- **WORK REQUIRED**: Keep only the lines of the data below that contain "学生活动", and copy them.

- **RECORDED INFORMATION**:
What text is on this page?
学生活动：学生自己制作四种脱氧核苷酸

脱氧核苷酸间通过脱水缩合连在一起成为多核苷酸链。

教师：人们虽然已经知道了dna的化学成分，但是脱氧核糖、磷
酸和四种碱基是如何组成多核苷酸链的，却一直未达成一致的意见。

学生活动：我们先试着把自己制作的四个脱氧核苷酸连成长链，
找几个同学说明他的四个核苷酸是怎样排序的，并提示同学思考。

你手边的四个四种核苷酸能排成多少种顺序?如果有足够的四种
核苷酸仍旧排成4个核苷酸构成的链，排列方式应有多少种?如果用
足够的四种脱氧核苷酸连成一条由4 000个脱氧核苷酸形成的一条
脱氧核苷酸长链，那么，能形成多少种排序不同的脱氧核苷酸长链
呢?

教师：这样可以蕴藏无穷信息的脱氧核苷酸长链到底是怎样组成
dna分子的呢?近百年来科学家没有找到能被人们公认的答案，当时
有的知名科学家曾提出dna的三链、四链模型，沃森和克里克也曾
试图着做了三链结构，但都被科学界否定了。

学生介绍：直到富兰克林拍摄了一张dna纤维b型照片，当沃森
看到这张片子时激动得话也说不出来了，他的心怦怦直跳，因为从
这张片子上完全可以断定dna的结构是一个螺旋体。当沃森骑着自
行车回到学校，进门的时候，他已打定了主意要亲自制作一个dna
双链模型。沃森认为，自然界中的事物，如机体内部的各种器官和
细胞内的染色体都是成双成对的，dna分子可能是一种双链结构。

- **TASK OUTPUT**:
学生活动：学生自己制作四种脱氧核苷酸
学生活动：我们先试着把自己制作的四个脱氧核苷酸连成长链，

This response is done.